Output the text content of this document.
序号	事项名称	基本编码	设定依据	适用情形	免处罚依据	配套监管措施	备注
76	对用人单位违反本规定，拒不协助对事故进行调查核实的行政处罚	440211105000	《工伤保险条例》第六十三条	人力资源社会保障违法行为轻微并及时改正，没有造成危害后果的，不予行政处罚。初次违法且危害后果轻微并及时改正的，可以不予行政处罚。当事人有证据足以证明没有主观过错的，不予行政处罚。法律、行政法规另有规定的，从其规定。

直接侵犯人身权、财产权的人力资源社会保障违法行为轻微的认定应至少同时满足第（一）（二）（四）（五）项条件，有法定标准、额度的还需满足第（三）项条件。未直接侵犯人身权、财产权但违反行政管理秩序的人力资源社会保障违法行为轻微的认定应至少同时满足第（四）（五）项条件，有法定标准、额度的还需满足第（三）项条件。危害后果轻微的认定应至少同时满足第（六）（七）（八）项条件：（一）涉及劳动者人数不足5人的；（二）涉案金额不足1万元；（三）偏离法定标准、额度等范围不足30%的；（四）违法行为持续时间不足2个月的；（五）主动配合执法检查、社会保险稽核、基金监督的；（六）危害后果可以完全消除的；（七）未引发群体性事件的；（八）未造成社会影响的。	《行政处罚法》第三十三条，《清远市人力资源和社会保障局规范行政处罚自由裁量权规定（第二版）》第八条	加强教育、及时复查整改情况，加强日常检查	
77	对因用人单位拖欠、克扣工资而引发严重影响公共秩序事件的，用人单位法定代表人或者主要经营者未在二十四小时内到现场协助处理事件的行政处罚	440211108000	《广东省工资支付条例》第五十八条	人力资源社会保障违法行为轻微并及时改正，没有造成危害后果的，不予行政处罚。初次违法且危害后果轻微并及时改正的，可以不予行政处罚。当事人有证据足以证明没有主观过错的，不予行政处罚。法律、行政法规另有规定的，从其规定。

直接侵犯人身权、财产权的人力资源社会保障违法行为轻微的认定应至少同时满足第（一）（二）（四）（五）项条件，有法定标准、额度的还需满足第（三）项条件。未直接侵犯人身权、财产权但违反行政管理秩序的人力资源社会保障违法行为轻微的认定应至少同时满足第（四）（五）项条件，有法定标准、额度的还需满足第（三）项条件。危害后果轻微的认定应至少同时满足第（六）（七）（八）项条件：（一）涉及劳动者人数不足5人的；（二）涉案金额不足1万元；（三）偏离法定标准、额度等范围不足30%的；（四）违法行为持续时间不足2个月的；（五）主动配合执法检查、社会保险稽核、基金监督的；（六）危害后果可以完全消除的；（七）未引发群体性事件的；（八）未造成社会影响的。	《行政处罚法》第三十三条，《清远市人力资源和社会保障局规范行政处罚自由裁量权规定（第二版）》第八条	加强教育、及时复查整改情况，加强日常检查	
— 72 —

Exercise prompt: Would you reproduce the material above in full, exactly as given?

The response:
Output the text content of this document.
序号	事项名称	基本编码	设定依据	适用情形	免处罚依据	配套监管措施	备注
76	对用人单位违反本规定，拒不协助对事故进行调查核实的行政处罚	440211105000	《工伤保险条例》第六十三条	人力资源社会保障违法行为轻微并及时改正，没有造成危害后果的，不予行政处罚。初次违法且危害后果轻微并及时改正的，可以不予行政处罚。当事人有证据足以证明没有主观过错的，不予行政处罚。法律、行政法规另有规定的，从其规定。

直接侵犯人身权、财产权的人力资源社会保障违法行为轻微的认定应至少同时满足第（一）（二）（四）（五）项条件，有法定标准、额度的还需满足第（三）项条件。未直接侵犯人身权、财产权但违反行政管理秩序的人力资源社会保障违法行为轻微的认定应至少同时满足第（四）（五）项条件，有法定标准、额度的还需满足第（三）项条件。危害后果轻微的认定应至少同时满足第（六）（七）（八）项条件：（一）涉及劳动者人数不足5人的；（二）涉案金额不足1万元；（三）偏离法定标准、额度等范围不足30%的；（四）违法行为持续时间不足2个月的；（五）主动配合执法检查、社会保险稽核、基金监督的；（六）危害后果可以完全消除的；（七）未引发群体性事件的；（八）未造成社会影响的。	《行政处罚法》第三十三条，《清远市人力资源和社会保障局规范行政处罚自由裁量权规定（第二版）》第八条	加强教育、及时复查整改情况，加强日常检查	
77	对因用人单位拖欠、克扣工资而引发严重影响公共秩序事件的，用人单位法定代表人或者主要经营者未在二十四小时内到现场协助处理事件的行政处罚	440211108000	《广东省工资支付条例》第五十八条	人力资源社会保障违法行为轻微并及时改正，没有造成危害后果的，不予行政处罚。初次违法且危害后果轻微并及时改正的，可以不予行政处罚。当事人有证据足以证明没有主观过错的，不予行政处罚。法律、行政法规另有规定的，从其规定。

直接侵犯人身权、财产权的人力资源社会保障违法行为轻微的认定应至少同时满足第（一）（二）（四）（五）项条件，有法定标准、额度的还需满足第（三）项条件。未直接侵犯人身权、财产权但违反行政管理秩序的人力资源社会保障违法行为轻微的认定应至少同时满足第（四）（五）项条件，有法定标准、额度的还需满足第（三）项条件。危害后果轻微的认定应至少同时满足第（六）（七）（八）项条件：（一）涉及劳动者人数不足5人的；（二）涉案金额不足1万元；（三）偏离法定标准、额度等范围不足30%的；（四）违法行为持续时间不足2个月的；（五）主动配合执法检查、社会保险稽核、基金监督的；（六）危害后果可以完全消除的；（七）未引发群体性事件的；（八）未造成社会影响的。	《行政处罚法》第三十三条，《清远市人力资源和社会保障局规范行政处罚自由裁量权规定（第二版）》第八条	加强教育、及时复查整改情况，加强日常检查	
— 72 —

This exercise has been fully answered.